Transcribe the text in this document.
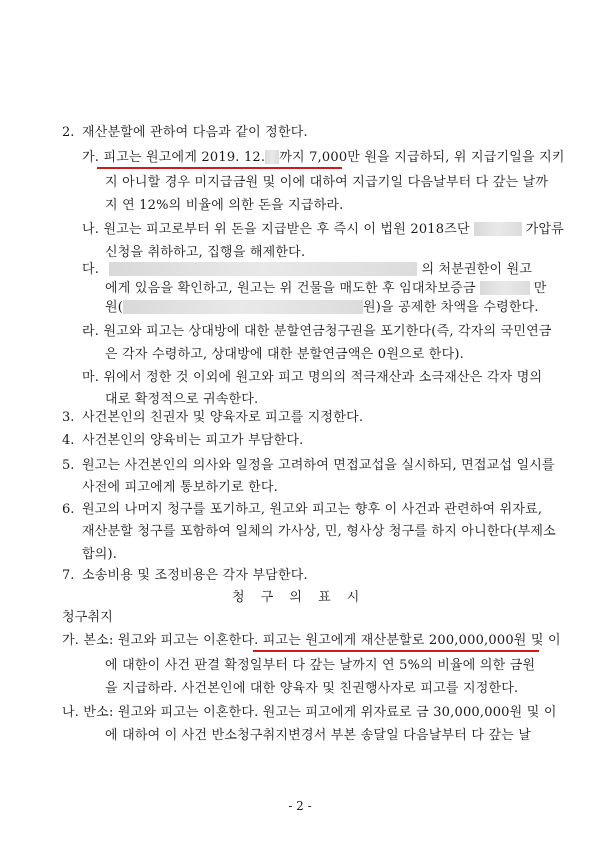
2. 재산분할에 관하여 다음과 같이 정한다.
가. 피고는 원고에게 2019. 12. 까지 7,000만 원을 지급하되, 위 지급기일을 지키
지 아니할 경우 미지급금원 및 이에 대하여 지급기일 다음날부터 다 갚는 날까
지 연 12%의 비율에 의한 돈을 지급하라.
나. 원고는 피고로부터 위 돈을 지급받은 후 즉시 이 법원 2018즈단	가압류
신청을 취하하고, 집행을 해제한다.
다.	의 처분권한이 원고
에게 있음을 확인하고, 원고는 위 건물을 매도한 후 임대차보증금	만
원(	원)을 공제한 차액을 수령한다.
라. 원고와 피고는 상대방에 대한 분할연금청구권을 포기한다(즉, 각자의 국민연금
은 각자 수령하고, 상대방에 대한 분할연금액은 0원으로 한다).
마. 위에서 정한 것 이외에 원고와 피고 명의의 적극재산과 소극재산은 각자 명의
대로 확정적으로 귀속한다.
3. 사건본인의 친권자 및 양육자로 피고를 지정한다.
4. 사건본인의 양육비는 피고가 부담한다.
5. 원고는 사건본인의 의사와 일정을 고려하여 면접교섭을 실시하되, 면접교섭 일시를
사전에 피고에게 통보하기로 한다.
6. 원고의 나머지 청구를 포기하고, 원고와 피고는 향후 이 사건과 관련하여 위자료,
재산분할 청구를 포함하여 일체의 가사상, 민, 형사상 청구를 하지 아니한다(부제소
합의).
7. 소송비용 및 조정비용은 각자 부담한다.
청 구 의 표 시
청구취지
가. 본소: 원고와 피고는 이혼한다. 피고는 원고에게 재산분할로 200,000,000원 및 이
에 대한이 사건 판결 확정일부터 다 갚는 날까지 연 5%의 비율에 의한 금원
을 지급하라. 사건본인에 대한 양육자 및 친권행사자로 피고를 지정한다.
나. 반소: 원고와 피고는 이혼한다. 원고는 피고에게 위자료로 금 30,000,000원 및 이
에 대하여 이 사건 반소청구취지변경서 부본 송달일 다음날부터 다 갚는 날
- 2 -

· · · · ·

Task to complete: Write every record out again exactly; no pictures belong in the copy.

Solution to this task:
Transcribe the text in this document.
2. 재산분할에 관하여 다음과 같이 정한다.
가. 피고는 원고에게 2019. 12. 까지 7,000만 원을 지급하되, 위 지급기일을 지키
지 아니할 경우 미지급금원 및 이에 대하여 지급기일 다음날부터 다 갚는 날까
지 연 12%의 비율에 의한 돈을 지급하라.
나. 원고는 피고로부터 위 돈을 지급받은 후 즉시 이 법원 2018즈단	가압류
신청을 취하하고, 집행을 해제한다.
다.	의 처분권한이 원고
에게 있음을 확인하고, 원고는 위 건물을 매도한 후 임대차보증금	만
원(	원)을 공제한 차액을 수령한다.
라. 원고와 피고는 상대방에 대한 분할연금청구권을 포기한다(즉, 각자의 국민연금
은 각자 수령하고, 상대방에 대한 분할연금액은 0원으로 한다).
마. 위에서 정한 것 이외에 원고와 피고 명의의 적극재산과 소극재산은 각자 명의
대로 확정적으로 귀속한다.
3. 사건본인의 친권자 및 양육자로 피고를 지정한다.
4. 사건본인의 양육비는 피고가 부담한다.
5. 원고는 사건본인의 의사와 일정을 고려하여 면접교섭을 실시하되, 면접교섭 일시를
사전에 피고에게 통보하기로 한다.
6. 원고의 나머지 청구를 포기하고, 원고와 피고는 향후 이 사건과 관련하여 위자료,
재산분할 청구를 포함하여 일체의 가사상, 민, 형사상 청구를 하지 아니한다(부제소
합의).
7. 소송비용 및 조정비용은 각자 부담한다.
청 구 의 표 시
청구취지
가. 본소: 원고와 피고는 이혼한다. 피고는 원고에게 재산분할로 200,000,000원 및 이
에 대한이 사건 판결 확정일부터 다 갚는 날까지 연 5%의 비율에 의한 금원
을 지급하라. 사건본인에 대한 양육자 및 친권행사자로 피고를 지정한다.
나. 반소: 원고와 피고는 이혼한다. 원고는 피고에게 위자료로 금 30,000,000원 및 이
에 대하여 이 사건 반소청구취지변경서 부본 송달일 다음날부터 다 갚는 날
- 2 -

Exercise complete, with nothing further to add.